Records:
----------

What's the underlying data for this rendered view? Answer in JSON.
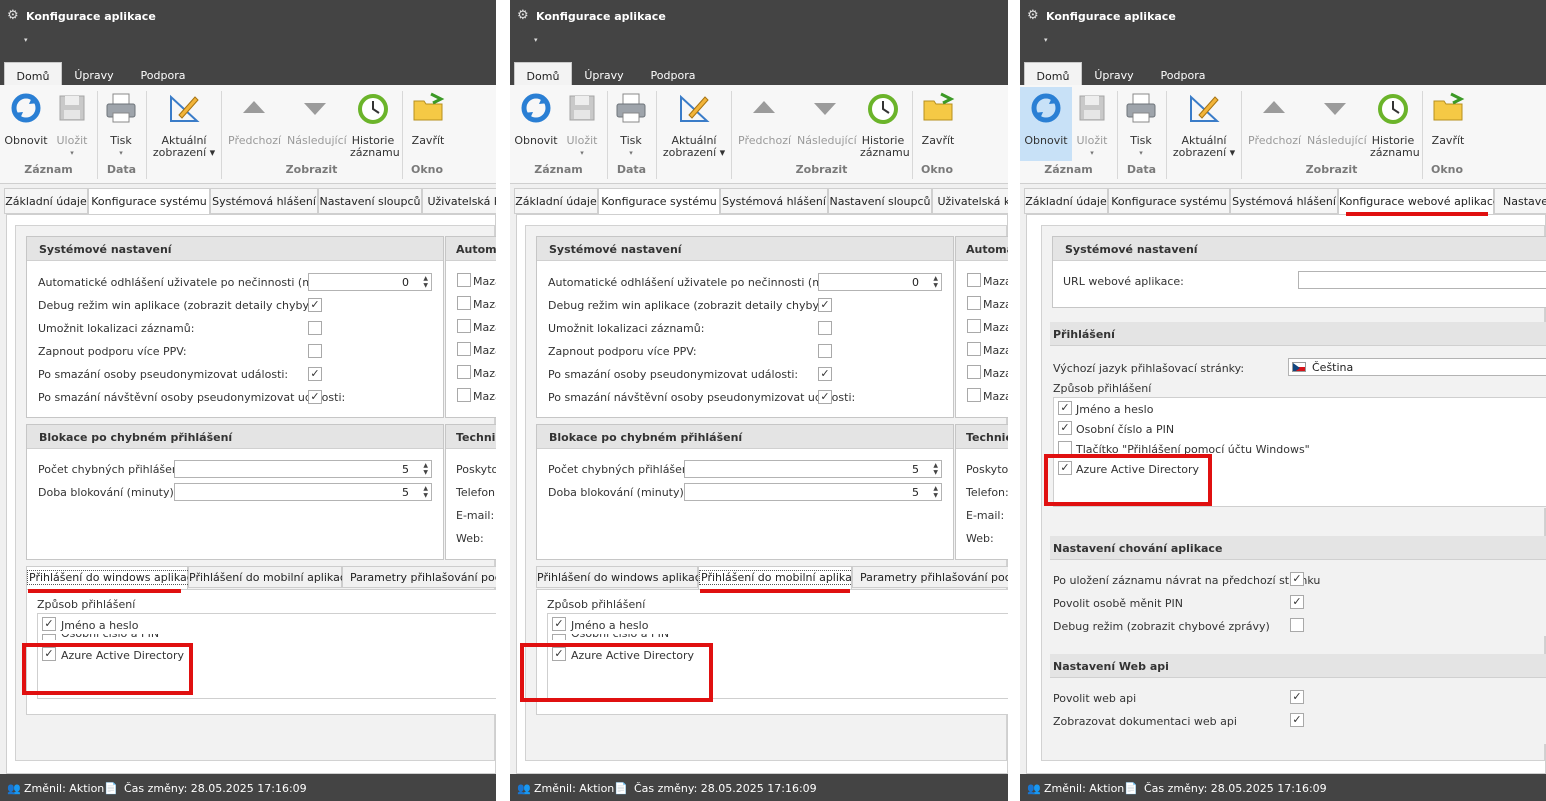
{
  "window": {
    "title": "Konfigurace aplikace",
    "qat_arrow": "▾"
  },
  "ribbon": {
    "tabs": [
      "Domů",
      "Úpravy",
      "Podpora"
    ],
    "buttons": {
      "refresh": "Obnovit",
      "save": "Uložit",
      "print": "Tisk",
      "current_view_1": "Aktuální",
      "current_view_2": "zobrazení ▾",
      "prev": "Předchozí",
      "next": "Následující",
      "history_1": "Historie",
      "history_2": "záznamu",
      "close": "Zavřít"
    },
    "groups": {
      "record": "Záznam",
      "data": "Data",
      "view": "Zobrazit",
      "window": "Okno"
    },
    "dropdown_mark": "▾"
  },
  "form_tabs": {
    "basic": "Základní údaje",
    "system_config": "Konfigurace systému",
    "system_messages": "Systémová hlášení",
    "column_settings": "Nastavení sloupců",
    "user_cut": "Uživatelská ko",
    "web_app_config": "Konfigurace webové aplikace",
    "settings_cut": "Nastaven"
  },
  "system_settings": {
    "header": "Systémové nastavení",
    "auto_logout_label": "Automatické odhlášení uživatele po nečinnosti (min):",
    "auto_logout_value": "0",
    "debug_label": "Debug režim win aplikace (zobrazit detaily chyby):",
    "localization_label": "Umožnit lokalizaci záznamů:",
    "ppv_label": "Zapnout podporu více PPV:",
    "pseudo_person_label": "Po smazání osoby pseudonymizovat události:",
    "pseudo_visitor_label": "Po smazání návštěvní osoby pseudonymizovat události:"
  },
  "auto_section": {
    "header": "Automa",
    "item": "Maza"
  },
  "block_section": {
    "header": "Blokace po chybném přihlášení",
    "attempts_label": "Počet chybných přihlášení:",
    "attempts_value": "5",
    "duration_label": "Doba blokování (minuty):",
    "duration_value": "5"
  },
  "tech_section": {
    "header": "Technic",
    "provider": "Poskytov",
    "phone": "Telefon:",
    "email": "E-mail:",
    "web": "Web:"
  },
  "login_tabs": {
    "windows": "Přihlášení do windows aplikace",
    "mobile": "Přihlášení do mobilní aplikace",
    "params": "Parametry přihlašování podle d",
    "params2": "Parametry přihlašování podle do"
  },
  "login_methods": {
    "label": "Způsob přihlášení",
    "name_password": "Jméno a heslo",
    "pin": "Osobní číslo a PIN",
    "azure": "Azure Active Directory",
    "windows_button": "Tlačítko \"Přihlášení pomocí účtu Windows\""
  },
  "web_config": {
    "system_header": "Systémové nastavení",
    "url_label": "URL webové aplikace:",
    "login_header": "Přihlášení",
    "default_lang_label": "Výchozí jazyk přihlašovací stránky:",
    "default_lang_value": "Čeština",
    "behavior_header": "Nastavení chování aplikace",
    "return_label": "Po uložení záznamu návrat na předchozí stránku",
    "allow_pin_label": "Povolit osobě měnit PIN",
    "debug_label": "Debug režim (zobrazit chybové zprávy)",
    "webapi_header": "Nastavení Web api",
    "allow_webapi_label": "Povolit web api",
    "show_docs_label": "Zobrazovat dokumentaci web api"
  },
  "status_bar": {
    "changed_by": "Změnil: Aktion",
    "changed_at": "Čas změny: 28.05.2025 17:16:09"
  },
  "colors": {
    "titlebar": "#444444",
    "highlight": "#e01010",
    "ribbon": "#f7f7f7",
    "selected_button": "#c8e1f7"
  },
  "check_mark": "✓",
  "spin_glyph": "▲▼"
}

----------

Exercise prompt:
Each entry gets copied exactly; the pictures stay out.

Output:
What's the underlying data for this rendered view? Answer in JSON.
{
  "window": {
    "title": "Konfigurace aplikace",
    "qat_arrow": "▾"
  },
  "ribbon": {
    "tabs": [
      "Domů",
      "Úpravy",
      "Podpora"
    ],
    "buttons": {
      "refresh": "Obnovit",
      "save": "Uložit",
      "print": "Tisk",
      "current_view_1": "Aktuální",
      "current_view_2": "zobrazení ▾",
      "prev": "Předchozí",
      "next": "Následující",
      "history_1": "Historie",
      "history_2": "záznamu",
      "close": "Zavřít"
    },
    "groups": {
      "record": "Záznam",
      "data": "Data",
      "view": "Zobrazit",
      "window": "Okno"
    },
    "dropdown_mark": "▾"
  },
  "form_tabs": {
    "basic": "Základní údaje",
    "system_config": "Konfigurace systému",
    "system_messages": "Systémová hlášení",
    "column_settings": "Nastavení sloupců",
    "user_cut": "Uživatelská ko",
    "web_app_config": "Konfigurace webové aplikace",
    "settings_cut": "Nastaven"
  },
  "system_settings": {
    "header": "Systémové nastavení",
    "auto_logout_label": "Automatické odhlášení uživatele po nečinnosti (min):",
    "auto_logout_value": "0",
    "debug_label": "Debug režim win aplikace (zobrazit detaily chyby):",
    "localization_label": "Umožnit lokalizaci záznamů:",
    "ppv_label": "Zapnout podporu více PPV:",
    "pseudo_person_label": "Po smazání osoby pseudonymizovat události:",
    "pseudo_visitor_label": "Po smazání návštěvní osoby pseudonymizovat události:"
  },
  "auto_section": {
    "header": "Automa",
    "item": "Maza"
  },
  "block_section": {
    "header": "Blokace po chybném přihlášení",
    "attempts_label": "Počet chybných přihlášení:",
    "attempts_value": "5",
    "duration_label": "Doba blokování (minuty):",
    "duration_value": "5"
  },
  "tech_section": {
    "header": "Technic",
    "provider": "Poskytov",
    "phone": "Telefon:",
    "email": "E-mail:",
    "web": "Web:"
  },
  "login_tabs": {
    "windows": "Přihlášení do windows aplikace",
    "mobile": "Přihlášení do mobilní aplikace",
    "params": "Parametry přihlašování podle d",
    "params2": "Parametry přihlašování podle do"
  },
  "login_methods": {
    "label": "Způsob přihlášení",
    "name_password": "Jméno a heslo",
    "pin": "Osobní číslo a PIN",
    "azure": "Azure Active Directory",
    "windows_button": "Tlačítko \"Přihlášení pomocí účtu Windows\""
  },
  "web_config": {
    "system_header": "Systémové nastavení",
    "url_label": "URL webové aplikace:",
    "login_header": "Přihlášení",
    "default_lang_label": "Výchozí jazyk přihlašovací stránky:",
    "default_lang_value": "Čeština",
    "behavior_header": "Nastavení chování aplikace",
    "return_label": "Po uložení záznamu návrat na předchozí stránku",
    "allow_pin_label": "Povolit osobě měnit PIN",
    "debug_label": "Debug režim (zobrazit chybové zprávy)",
    "webapi_header": "Nastavení Web api",
    "allow_webapi_label": "Povolit web api",
    "show_docs_label": "Zobrazovat dokumentaci web api"
  },
  "status_bar": {
    "changed_by": "Změnil: Aktion",
    "changed_at": "Čas změny: 28.05.2025 17:16:09"
  },
  "colors": {
    "titlebar": "#444444",
    "highlight": "#e01010",
    "ribbon": "#f7f7f7",
    "selected_button": "#c8e1f7"
  },
  "check_mark": "✓",
  "spin_glyph": "▲▼"
}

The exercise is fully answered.